Could you transcribe the material below exactly, without leaving out a single line?

## begin EXCERPTED RECORDS

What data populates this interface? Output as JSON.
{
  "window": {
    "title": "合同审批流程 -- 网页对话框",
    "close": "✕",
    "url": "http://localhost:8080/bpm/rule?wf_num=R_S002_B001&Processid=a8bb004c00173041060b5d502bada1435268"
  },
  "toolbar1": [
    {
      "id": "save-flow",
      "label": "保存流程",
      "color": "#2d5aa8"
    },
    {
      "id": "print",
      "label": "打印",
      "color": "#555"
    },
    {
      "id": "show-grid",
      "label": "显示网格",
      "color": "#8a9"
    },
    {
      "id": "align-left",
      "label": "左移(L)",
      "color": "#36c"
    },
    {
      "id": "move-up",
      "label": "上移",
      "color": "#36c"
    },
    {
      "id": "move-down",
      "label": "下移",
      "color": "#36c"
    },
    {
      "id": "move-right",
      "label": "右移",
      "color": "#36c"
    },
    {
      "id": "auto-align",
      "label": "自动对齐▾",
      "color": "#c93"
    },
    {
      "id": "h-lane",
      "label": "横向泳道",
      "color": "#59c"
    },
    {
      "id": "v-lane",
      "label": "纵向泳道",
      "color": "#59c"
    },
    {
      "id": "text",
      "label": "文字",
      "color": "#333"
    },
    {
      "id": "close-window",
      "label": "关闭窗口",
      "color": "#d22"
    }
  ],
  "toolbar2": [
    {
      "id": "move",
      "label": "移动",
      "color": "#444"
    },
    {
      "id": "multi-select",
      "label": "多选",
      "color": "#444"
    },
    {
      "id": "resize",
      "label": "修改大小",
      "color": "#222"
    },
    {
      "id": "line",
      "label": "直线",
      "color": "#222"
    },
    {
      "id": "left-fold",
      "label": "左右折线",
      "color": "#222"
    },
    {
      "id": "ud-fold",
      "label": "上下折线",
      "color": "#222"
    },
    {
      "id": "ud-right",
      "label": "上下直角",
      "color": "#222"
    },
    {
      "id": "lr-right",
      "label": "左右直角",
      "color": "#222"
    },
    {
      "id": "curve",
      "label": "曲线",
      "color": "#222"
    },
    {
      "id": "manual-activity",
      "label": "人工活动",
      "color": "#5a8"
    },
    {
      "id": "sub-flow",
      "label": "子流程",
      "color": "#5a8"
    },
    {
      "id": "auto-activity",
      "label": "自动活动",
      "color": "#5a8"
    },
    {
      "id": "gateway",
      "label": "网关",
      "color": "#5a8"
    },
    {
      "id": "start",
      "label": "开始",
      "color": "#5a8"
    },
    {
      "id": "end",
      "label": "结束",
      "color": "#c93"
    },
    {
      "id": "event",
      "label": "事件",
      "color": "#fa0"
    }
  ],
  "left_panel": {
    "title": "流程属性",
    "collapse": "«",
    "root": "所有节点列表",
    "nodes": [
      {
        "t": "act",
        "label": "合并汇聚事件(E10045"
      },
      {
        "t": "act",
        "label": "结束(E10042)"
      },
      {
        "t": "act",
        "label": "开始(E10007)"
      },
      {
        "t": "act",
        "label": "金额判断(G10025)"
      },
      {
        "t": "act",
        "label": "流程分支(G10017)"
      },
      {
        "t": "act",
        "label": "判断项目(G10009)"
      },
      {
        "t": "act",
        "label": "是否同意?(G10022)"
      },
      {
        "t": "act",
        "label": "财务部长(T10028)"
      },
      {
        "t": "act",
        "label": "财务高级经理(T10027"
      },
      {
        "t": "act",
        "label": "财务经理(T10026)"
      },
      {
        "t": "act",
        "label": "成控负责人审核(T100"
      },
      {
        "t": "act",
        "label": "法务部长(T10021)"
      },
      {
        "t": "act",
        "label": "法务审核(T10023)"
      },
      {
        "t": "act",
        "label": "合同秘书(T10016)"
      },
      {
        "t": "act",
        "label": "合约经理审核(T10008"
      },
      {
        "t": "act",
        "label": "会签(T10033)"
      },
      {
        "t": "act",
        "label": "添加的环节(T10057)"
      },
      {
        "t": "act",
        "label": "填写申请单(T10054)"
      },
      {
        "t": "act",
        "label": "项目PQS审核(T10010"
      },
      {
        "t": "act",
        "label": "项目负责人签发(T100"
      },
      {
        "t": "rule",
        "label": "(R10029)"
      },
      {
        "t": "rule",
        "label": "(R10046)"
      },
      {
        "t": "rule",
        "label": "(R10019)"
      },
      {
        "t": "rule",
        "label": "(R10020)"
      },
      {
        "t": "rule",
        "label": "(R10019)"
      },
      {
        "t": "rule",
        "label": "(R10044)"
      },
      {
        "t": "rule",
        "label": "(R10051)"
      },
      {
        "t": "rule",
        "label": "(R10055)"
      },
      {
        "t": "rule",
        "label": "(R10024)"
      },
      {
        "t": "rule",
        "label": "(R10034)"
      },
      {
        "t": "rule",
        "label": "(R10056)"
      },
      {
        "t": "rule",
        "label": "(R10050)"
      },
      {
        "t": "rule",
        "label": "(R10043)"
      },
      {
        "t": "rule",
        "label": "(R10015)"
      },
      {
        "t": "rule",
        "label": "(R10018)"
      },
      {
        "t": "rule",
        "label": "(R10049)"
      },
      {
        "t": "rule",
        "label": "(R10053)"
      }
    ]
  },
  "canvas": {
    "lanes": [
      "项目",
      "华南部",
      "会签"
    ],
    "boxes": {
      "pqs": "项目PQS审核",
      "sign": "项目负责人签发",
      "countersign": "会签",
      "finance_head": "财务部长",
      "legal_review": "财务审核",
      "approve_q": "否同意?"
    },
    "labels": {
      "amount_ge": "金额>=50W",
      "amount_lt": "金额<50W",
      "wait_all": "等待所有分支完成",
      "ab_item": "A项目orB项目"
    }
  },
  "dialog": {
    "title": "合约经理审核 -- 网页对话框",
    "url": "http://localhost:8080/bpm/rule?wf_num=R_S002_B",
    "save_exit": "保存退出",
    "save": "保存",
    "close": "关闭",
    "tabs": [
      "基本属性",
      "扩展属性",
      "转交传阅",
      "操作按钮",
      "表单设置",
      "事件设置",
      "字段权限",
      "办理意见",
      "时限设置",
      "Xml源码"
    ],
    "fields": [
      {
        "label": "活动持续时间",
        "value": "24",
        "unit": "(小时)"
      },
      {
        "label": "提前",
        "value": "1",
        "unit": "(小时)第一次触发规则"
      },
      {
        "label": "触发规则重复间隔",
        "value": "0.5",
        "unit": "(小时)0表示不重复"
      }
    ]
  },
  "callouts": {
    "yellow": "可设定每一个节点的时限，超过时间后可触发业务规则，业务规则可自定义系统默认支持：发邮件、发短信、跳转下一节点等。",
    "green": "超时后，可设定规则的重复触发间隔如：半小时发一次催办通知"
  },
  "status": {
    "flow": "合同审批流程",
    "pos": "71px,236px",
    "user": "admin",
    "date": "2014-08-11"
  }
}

## end EXCERPTED RECORDS

## OUTPUT BELOW
What data populates this interface? Output as JSON.
{
  "window": {
    "title": "合同审批流程 -- 网页对话框",
    "close": "✕",
    "url": "http://localhost:8080/bpm/rule?wf_num=R_S002_B001&Processid=a8bb004c00173041060b5d502bada1435268"
  },
  "toolbar1": [
    {
      "id": "save-flow",
      "label": "保存流程",
      "color": "#2d5aa8"
    },
    {
      "id": "print",
      "label": "打印",
      "color": "#555"
    },
    {
      "id": "show-grid",
      "label": "显示网格",
      "color": "#8a9"
    },
    {
      "id": "align-left",
      "label": "左移(L)",
      "color": "#36c"
    },
    {
      "id": "move-up",
      "label": "上移",
      "color": "#36c"
    },
    {
      "id": "move-down",
      "label": "下移",
      "color": "#36c"
    },
    {
      "id": "move-right",
      "label": "右移",
      "color": "#36c"
    },
    {
      "id": "auto-align",
      "label": "自动对齐▾",
      "color": "#c93"
    },
    {
      "id": "h-lane",
      "label": "横向泳道",
      "color": "#59c"
    },
    {
      "id": "v-lane",
      "label": "纵向泳道",
      "color": "#59c"
    },
    {
      "id": "text",
      "label": "文字",
      "color": "#333"
    },
    {
      "id": "close-window",
      "label": "关闭窗口",
      "color": "#d22"
    }
  ],
  "toolbar2": [
    {
      "id": "move",
      "label": "移动",
      "color": "#444"
    },
    {
      "id": "multi-select",
      "label": "多选",
      "color": "#444"
    },
    {
      "id": "resize",
      "label": "修改大小",
      "color": "#222"
    },
    {
      "id": "line",
      "label": "直线",
      "color": "#222"
    },
    {
      "id": "left-fold",
      "label": "左右折线",
      "color": "#222"
    },
    {
      "id": "ud-fold",
      "label": "上下折线",
      "color": "#222"
    },
    {
      "id": "ud-right",
      "label": "上下直角",
      "color": "#222"
    },
    {
      "id": "lr-right",
      "label": "左右直角",
      "color": "#222"
    },
    {
      "id": "curve",
      "label": "曲线",
      "color": "#222"
    },
    {
      "id": "manual-activity",
      "label": "人工活动",
      "color": "#5a8"
    },
    {
      "id": "sub-flow",
      "label": "子流程",
      "color": "#5a8"
    },
    {
      "id": "auto-activity",
      "label": "自动活动",
      "color": "#5a8"
    },
    {
      "id": "gateway",
      "label": "网关",
      "color": "#5a8"
    },
    {
      "id": "start",
      "label": "开始",
      "color": "#5a8"
    },
    {
      "id": "end",
      "label": "结束",
      "color": "#c93"
    },
    {
      "id": "event",
      "label": "事件",
      "color": "#fa0"
    }
  ],
  "left_panel": {
    "title": "流程属性",
    "collapse": "«",
    "root": "所有节点列表",
    "nodes": [
      {
        "t": "act",
        "label": "合并汇聚事件(E10045"
      },
      {
        "t": "act",
        "label": "结束(E10042)"
      },
      {
        "t": "act",
        "label": "开始(E10007)"
      },
      {
        "t": "act",
        "label": "金额判断(G10025)"
      },
      {
        "t": "act",
        "label": "流程分支(G10017)"
      },
      {
        "t": "act",
        "label": "判断项目(G10009)"
      },
      {
        "t": "act",
        "label": "是否同意?(G10022)"
      },
      {
        "t": "act",
        "label": "财务部长(T10028)"
      },
      {
        "t": "act",
        "label": "财务高级经理(T10027"
      },
      {
        "t": "act",
        "label": "财务经理(T10026)"
      },
      {
        "t": "act",
        "label": "成控负责人审核(T100"
      },
      {
        "t": "act",
        "label": "法务部长(T10021)"
      },
      {
        "t": "act",
        "label": "法务审核(T10023)"
      },
      {
        "t": "act",
        "label": "合同秘书(T10016)"
      },
      {
        "t": "act",
        "label": "合约经理审核(T10008"
      },
      {
        "t": "act",
        "label": "会签(T10033)"
      },
      {
        "t": "act",
        "label": "添加的环节(T10057)"
      },
      {
        "t": "act",
        "label": "填写申请单(T10054)"
      },
      {
        "t": "act",
        "label": "项目PQS审核(T10010"
      },
      {
        "t": "act",
        "label": "项目负责人签发(T100"
      },
      {
        "t": "rule",
        "label": "(R10029)"
      },
      {
        "t": "rule",
        "label": "(R10046)"
      },
      {
        "t": "rule",
        "label": "(R10019)"
      },
      {
        "t": "rule",
        "label": "(R10020)"
      },
      {
        "t": "rule",
        "label": "(R10019)"
      },
      {
        "t": "rule",
        "label": "(R10044)"
      },
      {
        "t": "rule",
        "label": "(R10051)"
      },
      {
        "t": "rule",
        "label": "(R10055)"
      },
      {
        "t": "rule",
        "label": "(R10024)"
      },
      {
        "t": "rule",
        "label": "(R10034)"
      },
      {
        "t": "rule",
        "label": "(R10056)"
      },
      {
        "t": "rule",
        "label": "(R10050)"
      },
      {
        "t": "rule",
        "label": "(R10043)"
      },
      {
        "t": "rule",
        "label": "(R10015)"
      },
      {
        "t": "rule",
        "label": "(R10018)"
      },
      {
        "t": "rule",
        "label": "(R10049)"
      },
      {
        "t": "rule",
        "label": "(R10053)"
      }
    ]
  },
  "canvas": {
    "lanes": [
      "项目",
      "华南部",
      "会签"
    ],
    "boxes": {
      "pqs": "项目PQS审核",
      "sign": "项目负责人签发",
      "countersign": "会签",
      "finance_head": "财务部长",
      "legal_review": "财务审核",
      "approve_q": "否同意?"
    },
    "labels": {
      "amount_ge": "金额>=50W",
      "amount_lt": "金额<50W",
      "wait_all": "等待所有分支完成",
      "ab_item": "A项目orB项目"
    }
  },
  "dialog": {
    "title": "合约经理审核 -- 网页对话框",
    "url": "http://localhost:8080/bpm/rule?wf_num=R_S002_B",
    "save_exit": "保存退出",
    "save": "保存",
    "close": "关闭",
    "tabs": [
      "基本属性",
      "扩展属性",
      "转交传阅",
      "操作按钮",
      "表单设置",
      "事件设置",
      "字段权限",
      "办理意见",
      "时限设置",
      "Xml源码"
    ],
    "fields": [
      {
        "label": "活动持续时间",
        "value": "24",
        "unit": "(小时)"
      },
      {
        "label": "提前",
        "value": "1",
        "unit": "(小时)第一次触发规则"
      },
      {
        "label": "触发规则重复间隔",
        "value": "0.5",
        "unit": "(小时)0表示不重复"
      }
    ]
  },
  "callouts": {
    "yellow": "可设定每一个节点的时限，超过时间后可触发业务规则，业务规则可自定义系统默认支持：发邮件、发短信、跳转下一节点等。",
    "green": "超时后，可设定规则的重复触发间隔如：半小时发一次催办通知"
  },
  "status": {
    "flow": "合同审批流程",
    "pos": "71px,236px",
    "user": "admin",
    "date": "2014-08-11"
  }
}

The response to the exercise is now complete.